▸ **YOUR TASK**
Give all of the lines again, with nothing added or dropped.

▸ **Records from a collection**
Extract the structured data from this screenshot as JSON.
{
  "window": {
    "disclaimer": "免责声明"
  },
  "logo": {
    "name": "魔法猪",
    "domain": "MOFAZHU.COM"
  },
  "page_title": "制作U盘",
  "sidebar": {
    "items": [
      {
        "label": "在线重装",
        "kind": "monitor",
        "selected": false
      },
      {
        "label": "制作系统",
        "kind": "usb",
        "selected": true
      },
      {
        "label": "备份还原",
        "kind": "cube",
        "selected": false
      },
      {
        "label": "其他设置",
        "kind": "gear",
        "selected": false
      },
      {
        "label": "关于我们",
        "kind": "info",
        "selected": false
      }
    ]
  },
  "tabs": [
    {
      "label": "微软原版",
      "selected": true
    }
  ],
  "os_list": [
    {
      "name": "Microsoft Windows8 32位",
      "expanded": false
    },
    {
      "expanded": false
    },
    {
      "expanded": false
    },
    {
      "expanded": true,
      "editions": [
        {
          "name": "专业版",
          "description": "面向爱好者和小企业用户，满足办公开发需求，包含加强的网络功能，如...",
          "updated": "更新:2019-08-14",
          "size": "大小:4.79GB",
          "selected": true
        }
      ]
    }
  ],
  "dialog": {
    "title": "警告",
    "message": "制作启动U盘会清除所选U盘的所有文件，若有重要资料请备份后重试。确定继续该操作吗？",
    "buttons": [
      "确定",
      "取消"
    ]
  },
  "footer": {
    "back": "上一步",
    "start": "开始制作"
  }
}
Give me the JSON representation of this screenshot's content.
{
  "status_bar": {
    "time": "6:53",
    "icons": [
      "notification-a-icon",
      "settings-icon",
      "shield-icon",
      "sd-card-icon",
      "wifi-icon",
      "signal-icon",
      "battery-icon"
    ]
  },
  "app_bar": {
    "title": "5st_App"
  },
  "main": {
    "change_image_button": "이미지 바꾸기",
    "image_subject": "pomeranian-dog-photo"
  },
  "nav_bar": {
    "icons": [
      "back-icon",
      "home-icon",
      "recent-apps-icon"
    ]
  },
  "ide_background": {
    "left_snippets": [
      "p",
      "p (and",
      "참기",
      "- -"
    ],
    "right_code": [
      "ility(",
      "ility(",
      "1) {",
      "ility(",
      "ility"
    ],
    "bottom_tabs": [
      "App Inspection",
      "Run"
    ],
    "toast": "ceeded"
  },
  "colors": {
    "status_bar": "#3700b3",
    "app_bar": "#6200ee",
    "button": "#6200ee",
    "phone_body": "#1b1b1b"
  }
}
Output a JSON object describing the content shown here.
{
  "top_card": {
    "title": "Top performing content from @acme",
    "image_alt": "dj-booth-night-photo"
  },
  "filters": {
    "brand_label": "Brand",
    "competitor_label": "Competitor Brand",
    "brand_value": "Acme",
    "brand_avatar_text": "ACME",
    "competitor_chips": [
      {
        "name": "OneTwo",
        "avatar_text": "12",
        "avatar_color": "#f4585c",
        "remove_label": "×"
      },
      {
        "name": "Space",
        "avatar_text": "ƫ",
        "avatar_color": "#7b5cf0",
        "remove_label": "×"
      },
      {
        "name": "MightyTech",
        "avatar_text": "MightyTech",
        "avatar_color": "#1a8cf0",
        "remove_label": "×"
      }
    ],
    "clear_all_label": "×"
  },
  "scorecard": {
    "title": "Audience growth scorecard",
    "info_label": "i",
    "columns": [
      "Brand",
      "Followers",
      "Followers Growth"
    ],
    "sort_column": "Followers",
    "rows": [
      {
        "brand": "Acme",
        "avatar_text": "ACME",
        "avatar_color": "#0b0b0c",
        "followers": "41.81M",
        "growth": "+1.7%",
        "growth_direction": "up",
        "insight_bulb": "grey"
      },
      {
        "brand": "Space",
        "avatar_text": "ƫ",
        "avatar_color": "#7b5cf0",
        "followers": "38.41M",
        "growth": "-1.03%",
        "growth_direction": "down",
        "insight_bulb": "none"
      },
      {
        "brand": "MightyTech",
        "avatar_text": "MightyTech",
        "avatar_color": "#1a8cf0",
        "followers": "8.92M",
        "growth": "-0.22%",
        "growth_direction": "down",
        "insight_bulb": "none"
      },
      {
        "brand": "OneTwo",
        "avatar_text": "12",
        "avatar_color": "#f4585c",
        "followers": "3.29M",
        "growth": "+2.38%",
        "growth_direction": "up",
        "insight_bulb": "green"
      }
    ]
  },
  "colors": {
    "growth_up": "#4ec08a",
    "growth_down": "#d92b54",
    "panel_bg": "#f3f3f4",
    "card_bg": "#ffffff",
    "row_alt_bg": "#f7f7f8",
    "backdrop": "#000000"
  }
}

▸ **SOLVED PROBLEM**
Extract the structured data from this screenshot as JSON.
{
  "window": {
    "disclaimer": "免责声明"
  },
  "logo": {
    "name": "魔法猪",
    "domain": "MOFAZHU.COM"
  },
  "page_title": "制作U盘",
  "sidebar": {
    "items": [
      {
        "label": "在线重装",
        "kind": "monitor",
        "selected": false
      },
      {
        "label": "制作系统",
        "kind": "usb",
        "selected": true
      },
      {
        "label": "备份还原",
        "kind": "cube",
        "selected": false
      },
      {
        "label": "其他设置",
        "kind": "gear",
        "selected": false
      },
      {
        "label": "关于我们",
        "kind": "info",
        "selected": false
      }
    ]
  },
  "tabs": [
    {
      "label": "微软原版",
      "selected": true
    }
  ],
  "os_list": [
    {
      "name": "Microsoft Windows8 32位",
      "expanded": false
    },
    {
      "expanded": false
    },
    {
      "expanded": false
    },
    {
      "expanded": true,
      "editions": [
        {
          "name": "专业版",
          "description": "面向爱好者和小企业用户，满足办公开发需求，包含加强的网络功能，如...",
          "updated": "更新:2019-08-14",
          "size": "大小:4.79GB",
          "selected": true
        }
      ]
    }
  ],
  "dialog": {
    "title": "警告",
    "message": "制作启动U盘会清除所选U盘的所有文件，若有重要资料请备份后重试。确定继续该操作吗？",
    "buttons": [
      "确定",
      "取消"
    ]
  },
  "footer": {
    "back": "上一步",
    "start": "开始制作"
  }
}
Give me the JSON representation of this screenshot's content.
{
  "status_bar": {
    "time": "6:53",
    "icons": [
      "notification-a-icon",
      "settings-icon",
      "shield-icon",
      "sd-card-icon",
      "wifi-icon",
      "signal-icon",
      "battery-icon"
    ]
  },
  "app_bar": {
    "title": "5st_App"
  },
  "main": {
    "change_image_button": "이미지 바꾸기",
    "image_subject": "pomeranian-dog-photo"
  },
  "nav_bar": {
    "icons": [
      "back-icon",
      "home-icon",
      "recent-apps-icon"
    ]
  },
  "ide_background": {
    "left_snippets": [
      "p",
      "p (and",
      "참기",
      "- -"
    ],
    "right_code": [
      "ility(",
      "ility(",
      "1) {",
      "ility(",
      "ility"
    ],
    "bottom_tabs": [
      "App Inspection",
      "Run"
    ],
    "toast": "ceeded"
  },
  "colors": {
    "status_bar": "#3700b3",
    "app_bar": "#6200ee",
    "button": "#6200ee",
    "phone_body": "#1b1b1b"
  }
}
Output a JSON object describing the content shown here.
{
  "top_card": {
    "title": "Top performing content from @acme",
    "image_alt": "dj-booth-night-photo"
  },
  "filters": {
    "brand_label": "Brand",
    "competitor_label": "Competitor Brand",
    "brand_value": "Acme",
    "brand_avatar_text": "ACME",
    "competitor_chips": [
      {
        "name": "OneTwo",
        "avatar_text": "12",
        "avatar_color": "#f4585c",
        "remove_label": "×"
      },
      {
        "name": "Space",
        "avatar_text": "ƫ",
        "avatar_color": "#7b5cf0",
        "remove_label": "×"
      },
      {
        "name": "MightyTech",
        "avatar_text": "MightyTech",
        "avatar_color": "#1a8cf0",
        "remove_label": "×"
      }
    ],
    "clear_all_label": "×"
  },
  "scorecard": {
    "title": "Audience growth scorecard",
    "info_label": "i",
    "columns": [
      "Brand",
      "Followers",
      "Followers Growth"
    ],
    "sort_column": "Followers",
    "rows": [
      {
        "brand": "Acme",
        "avatar_text": "ACME",
        "avatar_color": "#0b0b0c",
        "followers": "41.81M",
        "growth": "+1.7%",
        "growth_direction": "up",
        "insight_bulb": "grey"
      },
      {
        "brand": "Space",
        "avatar_text": "ƫ",
        "avatar_color": "#7b5cf0",
        "followers": "38.41M",
        "growth": "-1.03%",
        "growth_direction": "down",
        "insight_bulb": "none"
      },
      {
        "brand": "MightyTech",
        "avatar_text": "MightyTech",
        "avatar_color": "#1a8cf0",
        "followers": "8.92M",
        "growth": "-0.22%",
        "growth_direction": "down",
        "insight_bulb": "none"
      },
      {
        "brand": "OneTwo",
        "avatar_text": "12",
        "avatar_color": "#f4585c",
        "followers": "3.29M",
        "growth": "+2.38%",
        "growth_direction": "up",
        "insight_bulb": "green"
      }
    ]
  },
  "colors": {
    "growth_up": "#4ec08a",
    "growth_down": "#d92b54",
    "panel_bg": "#f3f3f4",
    "card_bg": "#ffffff",
    "row_alt_bg": "#f7f7f8",
    "backdrop": "#000000"
  }
}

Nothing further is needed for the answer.